> _WHAT IS NEEDED_: Produce the same data once more, line for line.

> _SUPPLIED MATERIAL_:

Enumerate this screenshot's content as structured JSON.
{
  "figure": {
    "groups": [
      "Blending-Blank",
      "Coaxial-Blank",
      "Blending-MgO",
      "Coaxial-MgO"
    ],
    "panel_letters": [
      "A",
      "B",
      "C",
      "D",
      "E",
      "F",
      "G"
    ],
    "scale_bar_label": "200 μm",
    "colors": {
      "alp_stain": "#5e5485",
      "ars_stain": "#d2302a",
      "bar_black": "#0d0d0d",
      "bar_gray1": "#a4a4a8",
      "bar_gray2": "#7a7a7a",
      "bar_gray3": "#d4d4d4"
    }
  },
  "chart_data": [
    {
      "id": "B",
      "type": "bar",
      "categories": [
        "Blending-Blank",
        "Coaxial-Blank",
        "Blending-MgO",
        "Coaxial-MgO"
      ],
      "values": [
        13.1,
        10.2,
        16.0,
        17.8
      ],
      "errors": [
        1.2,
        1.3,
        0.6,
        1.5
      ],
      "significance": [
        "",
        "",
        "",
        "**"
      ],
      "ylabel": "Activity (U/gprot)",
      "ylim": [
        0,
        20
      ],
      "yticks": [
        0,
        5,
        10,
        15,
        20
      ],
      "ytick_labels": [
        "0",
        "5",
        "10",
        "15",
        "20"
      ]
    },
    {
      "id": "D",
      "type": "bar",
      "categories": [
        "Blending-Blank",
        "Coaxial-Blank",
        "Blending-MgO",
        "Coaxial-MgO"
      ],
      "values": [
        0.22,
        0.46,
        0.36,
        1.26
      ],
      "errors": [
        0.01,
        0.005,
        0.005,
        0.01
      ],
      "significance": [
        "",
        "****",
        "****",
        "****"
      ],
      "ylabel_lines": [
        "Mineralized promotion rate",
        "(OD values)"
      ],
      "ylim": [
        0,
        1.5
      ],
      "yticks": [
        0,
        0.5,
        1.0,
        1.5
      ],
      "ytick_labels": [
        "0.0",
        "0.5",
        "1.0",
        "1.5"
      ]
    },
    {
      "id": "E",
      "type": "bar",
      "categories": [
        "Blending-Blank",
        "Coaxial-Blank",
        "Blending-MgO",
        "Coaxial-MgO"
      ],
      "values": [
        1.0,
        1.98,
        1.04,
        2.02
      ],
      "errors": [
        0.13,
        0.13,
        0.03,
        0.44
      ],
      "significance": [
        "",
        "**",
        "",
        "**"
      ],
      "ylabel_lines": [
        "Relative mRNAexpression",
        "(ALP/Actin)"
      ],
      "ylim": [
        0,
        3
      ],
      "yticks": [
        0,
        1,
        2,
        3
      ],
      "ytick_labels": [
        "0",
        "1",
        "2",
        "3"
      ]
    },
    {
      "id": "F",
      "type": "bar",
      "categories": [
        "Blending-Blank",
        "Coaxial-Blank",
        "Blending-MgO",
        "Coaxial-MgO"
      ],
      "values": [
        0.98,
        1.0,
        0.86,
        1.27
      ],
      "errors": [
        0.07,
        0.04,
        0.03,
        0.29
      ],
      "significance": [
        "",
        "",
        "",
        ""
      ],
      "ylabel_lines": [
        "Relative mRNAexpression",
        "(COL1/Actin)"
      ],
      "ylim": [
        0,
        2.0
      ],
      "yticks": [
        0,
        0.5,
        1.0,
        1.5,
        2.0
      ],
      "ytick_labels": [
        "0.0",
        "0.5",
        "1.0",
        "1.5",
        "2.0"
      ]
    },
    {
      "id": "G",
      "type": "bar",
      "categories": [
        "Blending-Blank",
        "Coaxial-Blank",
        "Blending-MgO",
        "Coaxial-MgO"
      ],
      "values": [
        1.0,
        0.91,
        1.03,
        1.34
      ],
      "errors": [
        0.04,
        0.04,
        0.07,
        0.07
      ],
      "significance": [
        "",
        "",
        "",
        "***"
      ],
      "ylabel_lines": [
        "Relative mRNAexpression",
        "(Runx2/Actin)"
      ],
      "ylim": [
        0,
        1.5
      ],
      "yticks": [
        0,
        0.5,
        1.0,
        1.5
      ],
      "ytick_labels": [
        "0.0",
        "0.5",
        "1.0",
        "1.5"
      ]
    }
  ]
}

> _RESULT OF THE EXERCISE_:
Enumerate this screenshot's content as structured JSON.
{
  "figure": {
    "groups": [
      "Blending-Blank",
      "Coaxial-Blank",
      "Blending-MgO",
      "Coaxial-MgO"
    ],
    "panel_letters": [
      "A",
      "B",
      "C",
      "D",
      "E",
      "F",
      "G"
    ],
    "scale_bar_label": "200 μm",
    "colors": {
      "alp_stain": "#5e5485",
      "ars_stain": "#d2302a",
      "bar_black": "#0d0d0d",
      "bar_gray1": "#a4a4a8",
      "bar_gray2": "#7a7a7a",
      "bar_gray3": "#d4d4d4"
    }
  },
  "chart_data": [
    {
      "id": "B",
      "type": "bar",
      "categories": [
        "Blending-Blank",
        "Coaxial-Blank",
        "Blending-MgO",
        "Coaxial-MgO"
      ],
      "values": [
        13.1,
        10.2,
        16.0,
        17.8
      ],
      "errors": [
        1.2,
        1.3,
        0.6,
        1.5
      ],
      "significance": [
        "",
        "",
        "",
        "**"
      ],
      "ylabel": "Activity (U/gprot)",
      "ylim": [
        0,
        20
      ],
      "yticks": [
        0,
        5,
        10,
        15,
        20
      ],
      "ytick_labels": [
        "0",
        "5",
        "10",
        "15",
        "20"
      ]
    },
    {
      "id": "D",
      "type": "bar",
      "categories": [
        "Blending-Blank",
        "Coaxial-Blank",
        "Blending-MgO",
        "Coaxial-MgO"
      ],
      "values": [
        0.22,
        0.46,
        0.36,
        1.26
      ],
      "errors": [
        0.01,
        0.005,
        0.005,
        0.01
      ],
      "significance": [
        "",
        "****",
        "****",
        "****"
      ],
      "ylabel_lines": [
        "Mineralized promotion rate",
        "(OD values)"
      ],
      "ylim": [
        0,
        1.5
      ],
      "yticks": [
        0,
        0.5,
        1.0,
        1.5
      ],
      "ytick_labels": [
        "0.0",
        "0.5",
        "1.0",
        "1.5"
      ]
    },
    {
      "id": "E",
      "type": "bar",
      "categories": [
        "Blending-Blank",
        "Coaxial-Blank",
        "Blending-MgO",
        "Coaxial-MgO"
      ],
      "values": [
        1.0,
        1.98,
        1.04,
        2.02
      ],
      "errors": [
        0.13,
        0.13,
        0.03,
        0.44
      ],
      "significance": [
        "",
        "**",
        "",
        "**"
      ],
      "ylabel_lines": [
        "Relative mRNAexpression",
        "(ALP/Actin)"
      ],
      "ylim": [
        0,
        3
      ],
      "yticks": [
        0,
        1,
        2,
        3
      ],
      "ytick_labels": [
        "0",
        "1",
        "2",
        "3"
      ]
    },
    {
      "id": "F",
      "type": "bar",
      "categories": [
        "Blending-Blank",
        "Coaxial-Blank",
        "Blending-MgO",
        "Coaxial-MgO"
      ],
      "values": [
        0.98,
        1.0,
        0.86,
        1.27
      ],
      "errors": [
        0.07,
        0.04,
        0.03,
        0.29
      ],
      "significance": [
        "",
        "",
        "",
        ""
      ],
      "ylabel_lines": [
        "Relative mRNAexpression",
        "(COL1/Actin)"
      ],
      "ylim": [
        0,
        2.0
      ],
      "yticks": [
        0,
        0.5,
        1.0,
        1.5,
        2.0
      ],
      "ytick_labels": [
        "0.0",
        "0.5",
        "1.0",
        "1.5",
        "2.0"
      ]
    },
    {
      "id": "G",
      "type": "bar",
      "categories": [
        "Blending-Blank",
        "Coaxial-Blank",
        "Blending-MgO",
        "Coaxial-MgO"
      ],
      "values": [
        1.0,
        0.91,
        1.03,
        1.34
      ],
      "errors": [
        0.04,
        0.04,
        0.07,
        0.07
      ],
      "significance": [
        "",
        "",
        "",
        "***"
      ],
      "ylabel_lines": [
        "Relative mRNAexpression",
        "(Runx2/Actin)"
      ],
      "ylim": [
        0,
        1.5
      ],
      "yticks": [
        0,
        0.5,
        1.0,
        1.5
      ],
      "ytick_labels": [
        "0.0",
        "0.5",
        "1.0",
        "1.5"
      ]
    }
  ]
}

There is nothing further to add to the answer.